Data for this task -
● ● ●

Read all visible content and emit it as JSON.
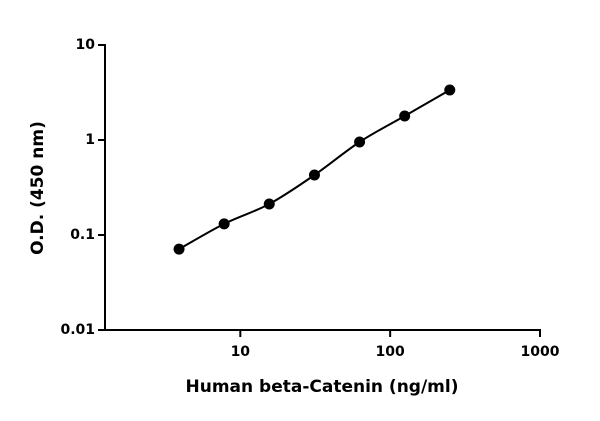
{
  "chart_data": {
    "type": "scatter",
    "x_label": "Human beta-Catenin (ng/ml)",
    "y_label": "O.D. (450 nm)",
    "x": [
      3.9,
      7.8,
      15.6,
      31.25,
      62.5,
      125,
      250
    ],
    "values": [
      0.071,
      0.131,
      0.212,
      0.428,
      0.953,
      1.79,
      3.36
    ],
    "color": "#000000",
    "fit_curve": true,
    "log_x": true,
    "log_y": true,
    "xlim": [
      1.25,
      1000
    ],
    "xticks": [
      10,
      100,
      1000
    ],
    "ylim": [
      0.01,
      10
    ],
    "yticks": [
      0.01,
      0.1,
      1,
      10
    ]
  }
}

● ● ●

Job - Copy everything in the records above except the pictures, exactly as written.

Full response -
Read all visible content and emit it as JSON.
{
  "chart_data": {
    "type": "scatter",
    "x_label": "Human beta-Catenin (ng/ml)",
    "y_label": "O.D. (450 nm)",
    "x": [
      3.9,
      7.8,
      15.6,
      31.25,
      62.5,
      125,
      250
    ],
    "values": [
      0.071,
      0.131,
      0.212,
      0.428,
      0.953,
      1.79,
      3.36
    ],
    "color": "#000000",
    "fit_curve": true,
    "log_x": true,
    "log_y": true,
    "xlim": [
      1.25,
      1000
    ],
    "xticks": [
      10,
      100,
      1000
    ],
    "ylim": [
      0.01,
      10
    ],
    "yticks": [
      0.01,
      0.1,
      1,
      10
    ]
  }
}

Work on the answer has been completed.